AIM =
Count the lines in the entries below that contain the word "DATE" and give only that number.

-- Begin INPUT ROWS --

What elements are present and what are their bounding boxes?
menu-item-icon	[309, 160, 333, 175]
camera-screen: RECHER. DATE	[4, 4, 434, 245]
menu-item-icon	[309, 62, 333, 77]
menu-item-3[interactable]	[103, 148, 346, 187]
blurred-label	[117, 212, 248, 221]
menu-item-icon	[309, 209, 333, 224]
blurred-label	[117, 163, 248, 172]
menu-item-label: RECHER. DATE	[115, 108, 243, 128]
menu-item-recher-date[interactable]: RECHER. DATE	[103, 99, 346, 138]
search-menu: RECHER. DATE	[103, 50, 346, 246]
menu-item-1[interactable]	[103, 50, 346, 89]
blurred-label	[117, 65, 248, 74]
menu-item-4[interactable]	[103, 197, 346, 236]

-- End INPUT ROWS --

RESPONSE TO THE EXERCISE =
4